*What the task asks:*
Narrow the data below down to the lines containing "αυτή".

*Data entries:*
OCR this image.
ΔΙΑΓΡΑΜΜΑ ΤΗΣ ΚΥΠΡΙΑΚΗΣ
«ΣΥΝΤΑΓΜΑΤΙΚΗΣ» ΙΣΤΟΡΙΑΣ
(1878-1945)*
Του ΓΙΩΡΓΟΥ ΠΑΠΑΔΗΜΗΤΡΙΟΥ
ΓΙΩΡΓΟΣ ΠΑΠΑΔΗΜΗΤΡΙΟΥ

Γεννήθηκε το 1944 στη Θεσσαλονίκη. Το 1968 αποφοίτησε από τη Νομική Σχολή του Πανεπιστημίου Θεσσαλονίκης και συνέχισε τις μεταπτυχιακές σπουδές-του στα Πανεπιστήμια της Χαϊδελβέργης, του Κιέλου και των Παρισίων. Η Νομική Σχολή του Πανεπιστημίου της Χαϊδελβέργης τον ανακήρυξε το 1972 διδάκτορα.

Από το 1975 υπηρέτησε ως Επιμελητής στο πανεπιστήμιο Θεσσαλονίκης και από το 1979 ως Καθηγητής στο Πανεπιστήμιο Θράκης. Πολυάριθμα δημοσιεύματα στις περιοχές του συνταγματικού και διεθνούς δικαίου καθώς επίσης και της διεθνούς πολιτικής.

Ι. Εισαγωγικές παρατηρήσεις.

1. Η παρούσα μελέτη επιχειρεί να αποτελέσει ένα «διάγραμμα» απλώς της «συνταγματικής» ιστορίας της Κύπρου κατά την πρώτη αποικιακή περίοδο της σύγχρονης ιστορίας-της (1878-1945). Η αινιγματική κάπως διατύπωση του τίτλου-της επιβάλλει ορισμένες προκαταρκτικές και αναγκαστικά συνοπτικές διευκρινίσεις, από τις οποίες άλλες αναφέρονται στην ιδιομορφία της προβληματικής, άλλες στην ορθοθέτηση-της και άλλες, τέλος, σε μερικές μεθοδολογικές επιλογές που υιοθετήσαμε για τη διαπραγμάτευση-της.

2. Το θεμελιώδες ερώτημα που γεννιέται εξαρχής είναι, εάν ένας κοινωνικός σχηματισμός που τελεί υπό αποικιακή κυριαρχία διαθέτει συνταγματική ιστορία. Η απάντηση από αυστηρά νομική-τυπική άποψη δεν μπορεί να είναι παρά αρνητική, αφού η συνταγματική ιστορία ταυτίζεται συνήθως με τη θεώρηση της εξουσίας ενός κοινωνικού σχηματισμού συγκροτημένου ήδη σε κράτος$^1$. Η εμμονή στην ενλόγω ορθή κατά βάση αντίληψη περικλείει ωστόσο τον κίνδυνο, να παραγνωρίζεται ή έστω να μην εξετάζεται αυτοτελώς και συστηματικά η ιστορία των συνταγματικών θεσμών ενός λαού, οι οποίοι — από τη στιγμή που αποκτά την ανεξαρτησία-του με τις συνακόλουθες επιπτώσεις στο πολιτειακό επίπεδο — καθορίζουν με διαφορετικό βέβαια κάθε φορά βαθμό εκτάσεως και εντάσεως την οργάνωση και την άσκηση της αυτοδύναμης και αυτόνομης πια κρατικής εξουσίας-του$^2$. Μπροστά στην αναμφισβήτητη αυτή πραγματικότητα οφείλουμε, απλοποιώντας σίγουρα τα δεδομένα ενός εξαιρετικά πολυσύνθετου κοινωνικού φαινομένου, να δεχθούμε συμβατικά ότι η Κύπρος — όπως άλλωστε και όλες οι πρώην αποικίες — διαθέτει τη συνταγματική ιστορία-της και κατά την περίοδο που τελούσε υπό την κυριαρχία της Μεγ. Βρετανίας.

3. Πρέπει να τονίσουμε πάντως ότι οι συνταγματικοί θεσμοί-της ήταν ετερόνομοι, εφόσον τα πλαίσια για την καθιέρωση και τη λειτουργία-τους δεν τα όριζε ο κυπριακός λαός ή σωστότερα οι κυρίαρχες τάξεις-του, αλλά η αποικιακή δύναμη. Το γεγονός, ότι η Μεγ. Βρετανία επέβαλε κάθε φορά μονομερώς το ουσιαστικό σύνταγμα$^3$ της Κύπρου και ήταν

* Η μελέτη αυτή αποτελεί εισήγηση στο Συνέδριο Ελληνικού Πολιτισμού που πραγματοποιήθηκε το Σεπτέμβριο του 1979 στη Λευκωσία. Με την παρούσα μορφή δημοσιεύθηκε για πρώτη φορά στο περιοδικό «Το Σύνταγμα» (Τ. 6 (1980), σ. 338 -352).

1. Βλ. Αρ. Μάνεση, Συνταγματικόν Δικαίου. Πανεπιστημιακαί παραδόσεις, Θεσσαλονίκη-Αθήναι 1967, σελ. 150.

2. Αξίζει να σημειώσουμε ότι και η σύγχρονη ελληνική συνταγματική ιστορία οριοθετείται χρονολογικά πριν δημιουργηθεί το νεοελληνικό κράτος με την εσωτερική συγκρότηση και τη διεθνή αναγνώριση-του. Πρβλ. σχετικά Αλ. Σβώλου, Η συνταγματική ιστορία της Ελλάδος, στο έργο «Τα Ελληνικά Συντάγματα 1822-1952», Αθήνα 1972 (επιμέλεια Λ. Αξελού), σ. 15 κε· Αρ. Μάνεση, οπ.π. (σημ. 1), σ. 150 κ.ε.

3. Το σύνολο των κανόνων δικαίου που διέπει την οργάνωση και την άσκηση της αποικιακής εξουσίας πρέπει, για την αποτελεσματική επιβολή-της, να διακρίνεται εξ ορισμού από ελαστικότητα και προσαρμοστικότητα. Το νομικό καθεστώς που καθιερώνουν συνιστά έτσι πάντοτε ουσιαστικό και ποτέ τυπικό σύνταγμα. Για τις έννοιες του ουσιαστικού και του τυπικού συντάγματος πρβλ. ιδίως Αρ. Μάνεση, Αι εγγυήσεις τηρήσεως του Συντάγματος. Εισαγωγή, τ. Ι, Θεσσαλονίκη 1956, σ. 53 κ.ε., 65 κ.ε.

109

*Final result:*
2. Το θεμελιώδες ερώτημα που γεννιέται εξαρχής είναι, εάν ένας κοινωνικός σχηματισμός που τελεί υπό αποικιακή κυριαρχία διαθέτει συνταγματική ιστορία. Η απάντηση από αυστηρά νομική-τυπική άποψη δεν μπορεί να είναι παρά αρνητική, αφού η συνταγματική ιστορία ταυτίζεται συνήθως με τη θεώρηση της εξουσίας ενός κοινωνικού σχηματισμού συγκροτημένου ήδη σε κράτος$^1$. Η εμμονή στην ενλόγω ορθή κατά βάση αντίληψη περικλείει ωστόσο τον κίνδυνο, να παραγνωρίζεται ή έστω να μην εξετάζεται αυτοτελώς και συστηματικά η ιστορία των συνταγματικών θεσμών ενός λαού, οι οποίοι — από τη στιγμή που αποκτά την ανεξαρτησία-του με τις συνακόλουθες επιπτώσεις στο πολιτειακό επίπεδο — καθορίζουν με διαφορετικό βέβαια κάθε φορά βαθμό εκτάσεως και εντάσεως την οργάνωση και την άσκηση της αυτοδύναμης και αυτόνομης πια κρατικής εξουσίας-του$^2$. Μπροστά στην αναμφισβήτητη αυτή πραγματικότητα οφείλουμε, απλοποιώντας σίγουρα τα δεδομένα ενός εξαιρετικά πολυσύνθετου κοινωνικού φαινομένου, να δεχθούμε συμβατικά ότι η Κύπρος — όπως άλλωστε και όλες οι πρώην αποικίες — διαθέτει τη συνταγματική ιστορία-της και κατά την περίοδο που τελούσε υπό την κυριαρχία της Μεγ. Βρετανίας.
* Η μελέτη αυτή αποτελεί εισήγηση στο Συνέδριο Ελληνικού Πολιτισμού που πραγματοποιήθηκε το Σεπτέμβριο του 1979 στη Λευκωσία. Με την παρούσα μορφή δημοσιεύθηκε για πρώτη φορά στο περιοδικό «Το Σύνταγμα» (Τ. 6 (1980), σ. 338 -352).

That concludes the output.